> [DIRECTIONS]
Look through the material and copy each line holding "info".
+===+
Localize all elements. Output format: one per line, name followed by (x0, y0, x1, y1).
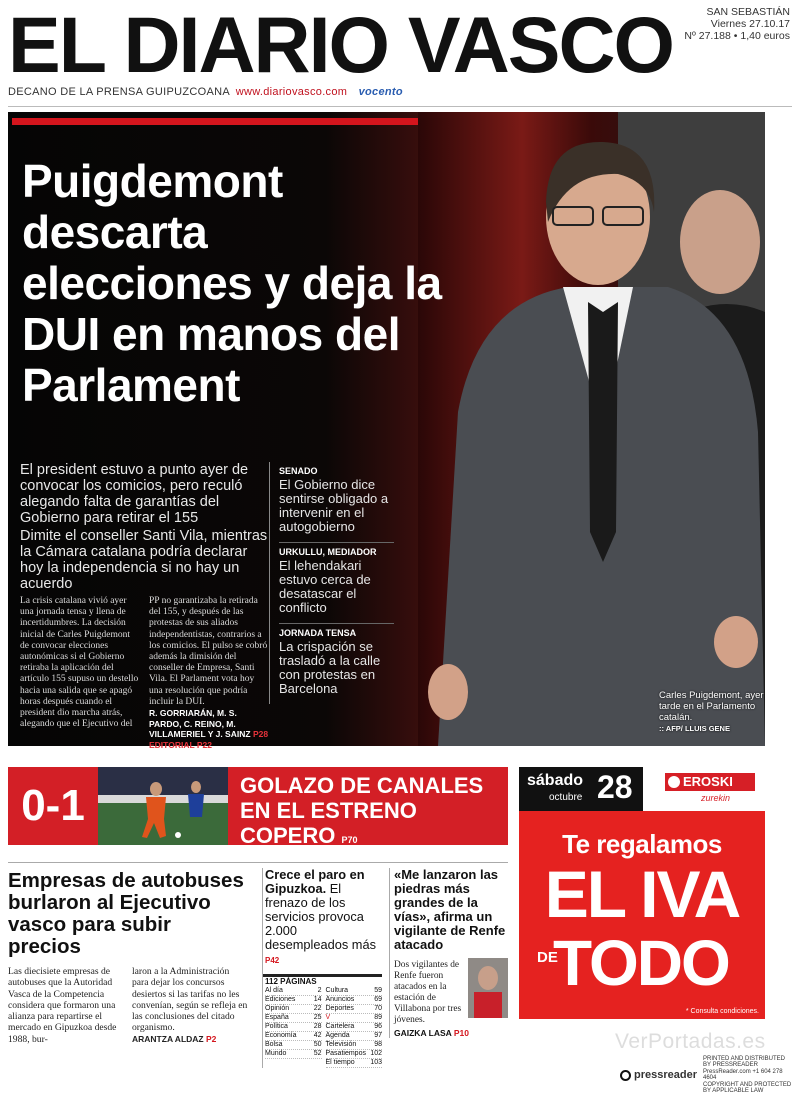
story-renfe-page-ref[interactable]: P10 (453, 1028, 469, 1038)
ad-day: sábado (527, 772, 584, 789)
masthead (8, 0, 792, 108)
index-row[interactable] (326, 996, 383, 1005)
index-row[interactable] (326, 1032, 383, 1041)
story-renfe-byline (394, 1028, 509, 1038)
pressreader-icon (620, 1070, 631, 1081)
index-section-name: Anuncios (325, 996, 355, 1003)
story-renfe-body: Dos vigilantes de Renfe fueron atacados en la estación de Villabona por tres jóvenes. (394, 960, 462, 1025)
ad-line-3: TODO (553, 927, 729, 999)
index-page-number: 59 (374, 987, 382, 994)
story-renfe-author: GAIZKA LASA (394, 1028, 452, 1038)
index-section-name: Cartelera (325, 1023, 355, 1030)
index-page-number: 28 (313, 1023, 322, 1030)
ad-date-number: 28 (597, 769, 633, 805)
index-page-number: 52 (313, 1050, 322, 1057)
sidebar-text: El Gobierno dice sentirse obligado a intervenir en el autogobierno (279, 477, 389, 534)
pressreader-info (703, 1056, 792, 1095)
index-row[interactable] (265, 1014, 322, 1023)
index-row[interactable] (326, 1059, 383, 1068)
index-page-number: 14 (313, 996, 322, 1003)
index-page-number: 102 (370, 1050, 382, 1057)
ad-line-3-small: DE (537, 949, 558, 966)
story-renfe[interactable] (389, 868, 509, 1038)
index-page-number: 89 (374, 1014, 382, 1021)
lead-byline (149, 708, 270, 750)
sidebar-item-senado[interactable] (279, 462, 394, 543)
tagline: DECANO DE LA PRENSA GUIPUZCOANA (8, 86, 230, 98)
story-paro-headline-bold: Crece el paro en Gipuzkoa. (265, 867, 365, 896)
edition-info (684, 6, 790, 42)
pressreader-line-1: PRINTED AND DISTRIBUTED BY PRESSREADER (703, 1055, 786, 1068)
index-row[interactable] (326, 1023, 383, 1032)
index-column-right (326, 987, 383, 1068)
index-section-name: Política (265, 1023, 288, 1030)
sidebar-item-jornada[interactable] (279, 624, 394, 704)
lead-headline[interactable]: Puigdemont descarta elecciones y deja la DUI en manos del Parlament (22, 155, 442, 411)
index-section-name: El tiempo (325, 1059, 355, 1066)
index-section-name: Bolsa (265, 1041, 283, 1048)
eroski-advertisement[interactable] (519, 767, 765, 1019)
index-column-left (265, 987, 322, 1068)
story-paro-headline[interactable] (263, 868, 382, 968)
index-page-number: 2 (317, 987, 322, 994)
index-section-name: Mundo (265, 1050, 287, 1057)
sidebar-item-urkullu[interactable] (279, 543, 394, 624)
match-score: 0-1 (21, 781, 85, 830)
photo-caption (659, 690, 764, 734)
eroski-slogan: zurekin (701, 793, 731, 803)
index-title: 112 PÁGINAS (265, 977, 317, 986)
index-page-number: 69 (374, 996, 382, 1003)
story-paro-headline-rest: El frenazo de los servicios provoca 2.000 desempleados más (265, 881, 376, 952)
lead-byline-authors: R. GORRIARÁN, M. S. PARDO, C. REINO, M. VILLAMERIEL Y J. SAINZ (149, 708, 251, 740)
lead-body-col-1: La crisis catalana vivió ayer una jornada tensa y llena de incertidumbres. La decisión inicial de Carles Puigdemont de convocar elecciones autonómicas si el Gobierno retiraba la aplicación del artículo 155 supuso un destello hacia una salida que se apagó horas después cuando el president dio marcha atrás, alegando que el Ejecutivo del (20, 596, 139, 730)
photo-credit: :: AFP/ LLUIS GENE (659, 724, 730, 733)
index-page-number: 42 (313, 1032, 322, 1039)
edition-number-price: Nº 27.188 • 1,40 euros (684, 30, 790, 42)
index-section-name: Opinión (265, 1005, 290, 1012)
lead-body-col-2 (149, 596, 270, 750)
index-page-number: 98 (374, 1041, 382, 1048)
index-page-number: 25 (313, 1014, 322, 1021)
ad-line-2: EL IVA (544, 857, 740, 931)
lead-deck (20, 462, 270, 594)
group-logo: vocento (358, 86, 403, 98)
index-section-name: España (265, 1014, 289, 1021)
index-section-name: Agenda (325, 1032, 350, 1039)
index-row[interactable] (265, 996, 322, 1005)
index-section-name: Televisión (325, 1041, 357, 1048)
sport-headline-text: GOLAZO DE CANALES EN EL ESTRENO COPERO (240, 773, 484, 848)
masthead-rule (8, 106, 792, 107)
ad-month: octubre (549, 792, 583, 803)
sport-photo (98, 767, 228, 845)
deck-paragraph-2: Dimite el conseller Santi Vila, mientras la Cámara catalana podría declarar hoy la independencia si no hay un acuerdo (20, 528, 268, 592)
pressreader-logo (620, 1069, 697, 1081)
story-buses-body (8, 966, 248, 1045)
index-page-number: 97 (374, 1032, 382, 1039)
section-index (263, 974, 382, 1068)
sidebar-kicker: URKULLU, MEDIADOR (279, 547, 377, 557)
index-section-name: Al día (265, 987, 283, 994)
eroski-logo: EROSKI (665, 773, 755, 791)
ad-date-block (519, 767, 643, 811)
index-page-number: 96 (374, 1023, 382, 1030)
index-row[interactable] (265, 1023, 322, 1032)
story-buses-col-2 (132, 966, 248, 1045)
ad-footnote: * Consulta condiciones. (685, 1008, 759, 1015)
story-paro-page-ref[interactable]: P42 (265, 956, 280, 965)
index-section-name: Cultura (325, 987, 349, 994)
ad-header (519, 767, 765, 811)
index-page-number: 22 (313, 1005, 322, 1012)
index-row[interactable] (265, 1050, 322, 1059)
index-row[interactable] (326, 987, 383, 996)
index-section-name: Ediciones (265, 996, 296, 1003)
ad-line-1: Te regalamos (562, 829, 722, 859)
index-row[interactable] (265, 1032, 322, 1041)
watermark: VerPortadas.es (615, 1030, 766, 1053)
story-renfe-headline[interactable]: «Me lanzaron las piedras más grandes de la vías», afirma un vigilante de Renfe atacado (394, 867, 506, 952)
pressreader-footer (620, 1055, 792, 1094)
website-link[interactable]: www.diariovasco.com (235, 86, 348, 98)
index-grid (265, 987, 382, 1068)
pressreader-line-2: PressReader.com +1 604 278 4604 (703, 1068, 783, 1081)
sidebar-kicker: JORNADA TENSA (279, 628, 357, 638)
lead-photo (418, 112, 765, 746)
index-row[interactable] (326, 1014, 383, 1023)
section-separator (8, 862, 508, 863)
index-section-name: Pasatiempos (325, 1050, 366, 1057)
sidebar-kicker: SENADO (279, 466, 318, 476)
caption-text: Carles Puigdemont, ayer tarde en el Parlamento catalán. (659, 690, 764, 723)
story-buses-page-ref[interactable]: P2 (205, 1033, 217, 1044)
deck-paragraph-1: El president estuvo a punto ayer de convocar los comicios, pero reculó alegando falta de garantías del Gobierno para retirar el 155 (20, 462, 249, 526)
index-page-number: 103 (370, 1059, 382, 1066)
accent-bar (12, 118, 448, 125)
pressreader-line-3: COPYRIGHT AND PROTECTED BY APPLICABLE LAW (703, 1081, 792, 1094)
index-row[interactable] (326, 1005, 383, 1014)
sport-teaser[interactable] (8, 767, 508, 848)
lead-byline-pages[interactable]: P28 EDITORIAL P22 (149, 729, 269, 750)
pressreader-name: pressreader (634, 1069, 697, 1081)
index-section-name: Deportes (325, 1005, 354, 1012)
newspaper-logo[interactable]: EL DIARIO VASCO (8, 0, 673, 89)
story-buses-headline[interactable]: Empresas de autobuses burlaron al Ejecutivo vasco para subir precios (8, 869, 244, 958)
story-paro[interactable] (262, 868, 382, 1068)
story-buses-col-1: Las diecisiete empresas de autobuses que la Autoridad Vasca de la Competencia considera que formaron una alianza para repartirse el mercado en Gipuzkoa desde 1988, bur- (8, 966, 117, 1045)
lead-sidebar (269, 462, 394, 704)
story-buses-byline (132, 1034, 248, 1045)
index-section-name: Economía (265, 1032, 297, 1039)
index-row[interactable] (265, 1005, 322, 1014)
lead-story[interactable] (8, 112, 765, 750)
story-buses-author: ARANTZA ALDAZ (132, 1033, 204, 1044)
lead-body (20, 596, 270, 750)
index-page-number: 50 (313, 1041, 322, 1048)
index-page-number: 70 (374, 1005, 382, 1012)
story-buses[interactable] (8, 870, 248, 1045)
story-renfe-photo (468, 958, 508, 1018)
sport-page-ref[interactable]: P70 (341, 835, 358, 845)
sidebar-text: La crispación se trasladó a la calle con protestas en Barcelona (279, 639, 381, 696)
index-row[interactable] (326, 1050, 383, 1059)
index-row[interactable] (265, 987, 322, 996)
sidebar-text: El lehendakari estuvo cerca de desatascar el conflicto (279, 558, 371, 615)
lead-body-col-2-text: PP no garantizaba la retirada del 155, y después de las protestas de sus aliados independentistas, contrarios a los comicios. El pulso se cobró además la dimisión del conseller de Empresa, Santi Vila. El Parlament vota hoy una resolución que podría incluir la DUI. (149, 596, 268, 707)
index-row[interactable] (265, 1041, 322, 1050)
tagline-row (8, 86, 403, 98)
index-row[interactable] (326, 1041, 383, 1050)
edition-city: SAN SEBASTIÁN (706, 6, 790, 18)
index-section-name: V (325, 1014, 331, 1021)
sport-headline (240, 773, 504, 853)
edition-date: Viernes 27.10.17 (710, 18, 790, 30)
eroski-logo-icon (668, 776, 680, 788)
story-buses-col-2-text: laron a la Administración para dejar los concursos desiertos si las tarifas no les convenían, según se refleja en las conclusiones del citado organismo. (132, 966, 248, 1034)
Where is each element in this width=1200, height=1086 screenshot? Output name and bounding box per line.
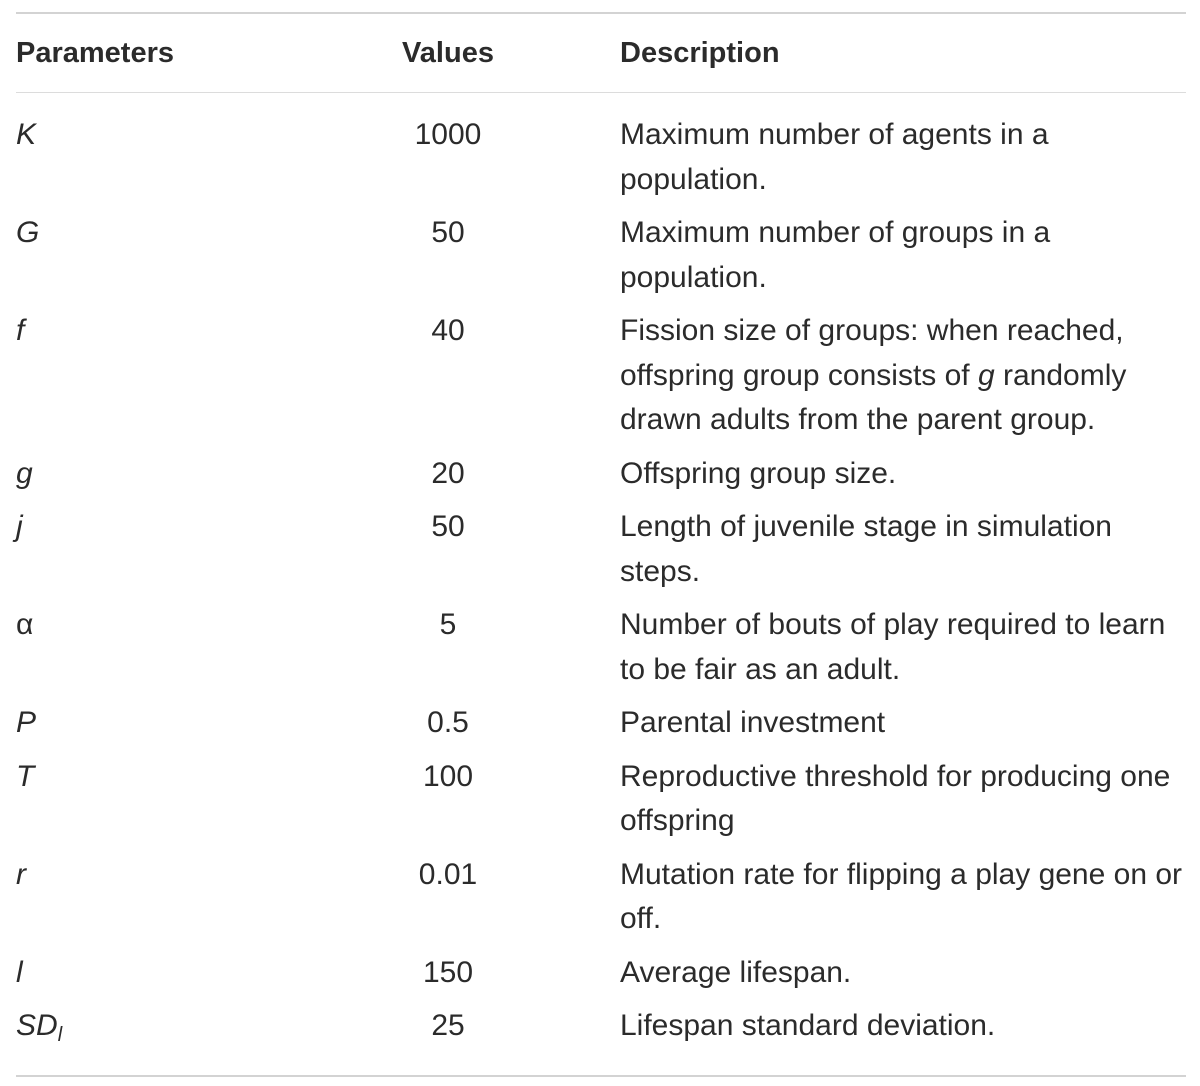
description-cell: Reproductive threshold for producing one offspring: [620, 759, 1171, 837]
description-cell: Maximum number of groups in a population.: [620, 216, 1051, 294]
value-cell: 0.5: [427, 706, 469, 739]
description-cell: Lifespan standard deviation.: [620, 1009, 996, 1042]
header-description: Description: [620, 36, 780, 69]
value-cell: 5: [439, 608, 457, 641]
param-cell: K: [16, 118, 37, 151]
description-text: Fission size of groups: when reached, offspring group consists of: [620, 314, 1124, 392]
value-cell: 20: [431, 456, 465, 490]
description-cell: Length of juvenile stage in simulation steps.: [620, 510, 1112, 588]
table-row: [16, 505, 1186, 594]
description-cell: [526, 309, 1186, 443]
value-cell: 40: [431, 314, 465, 347]
description-cell: Maximum number of agents in a population.: [620, 118, 1049, 196]
param-cell: r: [16, 857, 26, 891]
param-cell: j: [16, 510, 23, 543]
value-cell: 0.01: [418, 857, 478, 891]
table-row: [16, 951, 1186, 996]
value-cell: 100: [422, 759, 474, 793]
table-row: [16, 211, 1186, 300]
value-cell: 150: [422, 955, 474, 989]
table-row: [16, 113, 1186, 202]
header-values: Values: [402, 36, 494, 69]
param-symbol: SD: [16, 1009, 58, 1042]
value-cell: 25: [431, 1009, 465, 1042]
description-cell: Parental investment: [620, 706, 886, 739]
param-cell: g: [16, 456, 33, 490]
param-cell: f: [16, 314, 25, 347]
description-cell: Mutation rate for flipping a play gene on or off.: [620, 857, 1183, 935]
table-row: [16, 603, 1186, 692]
table-row: [16, 1004, 1186, 1058]
table-body: [16, 93, 1186, 1075]
description-variable: g: [977, 358, 995, 392]
param-cell: [16, 1004, 306, 1058]
value-cell: 50: [431, 216, 465, 249]
description-cell: Number of bouts of play required to learn to be fair as an adult.: [620, 608, 1166, 686]
param-cell: G: [16, 216, 40, 249]
param-cell: l: [16, 955, 23, 989]
table-row: [16, 755, 1186, 844]
table-row: [16, 309, 1186, 443]
param-cell: α: [16, 608, 34, 641]
table-row: [16, 452, 1186, 497]
value-cell: 50: [431, 510, 465, 543]
description-text: randomly drawn adults from the parent group.: [620, 358, 1127, 436]
table-header-row: [16, 14, 1186, 92]
table-row: [16, 701, 1186, 746]
description-cell: Offspring group size.: [620, 456, 897, 490]
param-cell: P: [16, 706, 37, 739]
header-parameters: Parameters: [16, 36, 174, 69]
param-subscript: l: [57, 1024, 63, 1046]
value-cell: 1000: [414, 118, 482, 151]
parameters-table: [16, 12, 1186, 1077]
description-cell: Average lifespan.: [620, 955, 852, 989]
param-cell: T: [16, 759, 35, 793]
bottom-rule: [16, 1075, 1186, 1077]
table-row: [16, 853, 1186, 942]
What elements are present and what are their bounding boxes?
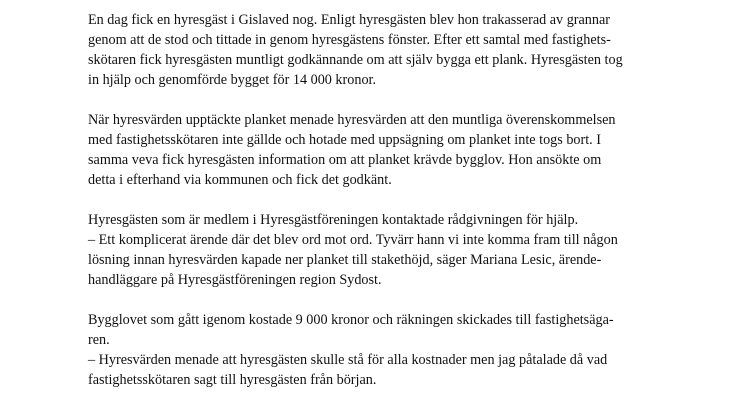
+===+
> [REPLY]
pressreader-info (703, 1056, 792, 1095)
edition-info (684, 6, 790, 42)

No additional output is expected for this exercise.